*WRITTEN EXERCISE*: Copy the lines without any changes, starting at the first line and ending at the line that contains "- pml-label: PML: [2220, 236, 2368, 316]".

=== RECORDS SHOWN ===

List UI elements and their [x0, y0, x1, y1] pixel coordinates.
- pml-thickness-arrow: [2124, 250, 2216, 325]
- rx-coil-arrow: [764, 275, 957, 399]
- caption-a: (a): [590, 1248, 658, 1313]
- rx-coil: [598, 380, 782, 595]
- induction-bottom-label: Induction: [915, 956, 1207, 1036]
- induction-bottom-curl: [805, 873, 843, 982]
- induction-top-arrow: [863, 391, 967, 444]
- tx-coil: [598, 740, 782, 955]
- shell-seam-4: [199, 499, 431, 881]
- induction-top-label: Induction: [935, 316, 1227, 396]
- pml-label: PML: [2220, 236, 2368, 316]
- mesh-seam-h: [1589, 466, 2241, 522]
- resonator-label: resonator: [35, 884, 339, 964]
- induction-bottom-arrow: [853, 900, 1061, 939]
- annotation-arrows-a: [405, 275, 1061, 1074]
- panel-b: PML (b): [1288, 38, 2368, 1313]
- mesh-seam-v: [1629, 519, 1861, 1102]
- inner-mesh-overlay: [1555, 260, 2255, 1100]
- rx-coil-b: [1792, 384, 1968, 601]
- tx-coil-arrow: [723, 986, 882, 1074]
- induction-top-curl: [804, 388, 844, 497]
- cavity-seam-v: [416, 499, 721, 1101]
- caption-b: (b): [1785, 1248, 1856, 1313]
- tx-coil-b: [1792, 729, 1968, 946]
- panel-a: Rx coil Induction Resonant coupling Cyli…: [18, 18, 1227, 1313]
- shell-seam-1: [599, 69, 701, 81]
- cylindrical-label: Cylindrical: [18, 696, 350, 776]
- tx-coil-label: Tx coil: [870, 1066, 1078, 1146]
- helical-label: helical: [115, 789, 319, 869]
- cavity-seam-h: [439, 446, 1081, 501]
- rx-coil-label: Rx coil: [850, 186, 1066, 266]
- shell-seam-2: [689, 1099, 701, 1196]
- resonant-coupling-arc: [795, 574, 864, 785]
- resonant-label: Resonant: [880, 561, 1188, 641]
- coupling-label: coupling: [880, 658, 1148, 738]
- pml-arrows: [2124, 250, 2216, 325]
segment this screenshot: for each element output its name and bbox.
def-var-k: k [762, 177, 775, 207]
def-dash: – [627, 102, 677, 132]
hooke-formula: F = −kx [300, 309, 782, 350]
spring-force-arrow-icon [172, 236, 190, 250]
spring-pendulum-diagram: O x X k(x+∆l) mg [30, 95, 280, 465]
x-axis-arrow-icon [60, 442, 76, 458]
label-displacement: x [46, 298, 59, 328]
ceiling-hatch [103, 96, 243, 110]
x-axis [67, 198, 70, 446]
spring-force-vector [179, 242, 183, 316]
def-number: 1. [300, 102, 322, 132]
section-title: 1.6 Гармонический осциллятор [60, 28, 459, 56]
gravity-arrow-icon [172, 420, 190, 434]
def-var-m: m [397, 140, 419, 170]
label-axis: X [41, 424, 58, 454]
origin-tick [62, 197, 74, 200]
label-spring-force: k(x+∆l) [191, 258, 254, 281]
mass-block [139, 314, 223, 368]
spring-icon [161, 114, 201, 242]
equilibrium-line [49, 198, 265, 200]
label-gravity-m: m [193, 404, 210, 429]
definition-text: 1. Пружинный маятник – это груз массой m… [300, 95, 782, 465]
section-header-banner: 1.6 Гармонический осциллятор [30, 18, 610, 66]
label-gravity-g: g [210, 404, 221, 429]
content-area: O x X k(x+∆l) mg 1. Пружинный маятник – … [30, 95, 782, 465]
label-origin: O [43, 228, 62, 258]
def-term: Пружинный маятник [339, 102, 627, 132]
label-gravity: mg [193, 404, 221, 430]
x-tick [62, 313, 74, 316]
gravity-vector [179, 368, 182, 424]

===

*THE REPLY*:
List UI elements and their [x0, y0, x1, y1] pixel coordinates.
- pml-thickness-arrow: [2124, 250, 2216, 325]
- rx-coil-arrow: [764, 275, 957, 399]
- caption-a: (a): [590, 1248, 658, 1313]
- rx-coil: [598, 380, 782, 595]
- induction-bottom-label: Induction: [915, 956, 1207, 1036]
- induction-bottom-curl: [805, 873, 843, 982]
- induction-top-arrow: [863, 391, 967, 444]
- tx-coil: [598, 740, 782, 955]
- shell-seam-4: [199, 499, 431, 881]
- induction-top-label: Induction: [935, 316, 1227, 396]
- pml-label: PML: [2220, 236, 2368, 316]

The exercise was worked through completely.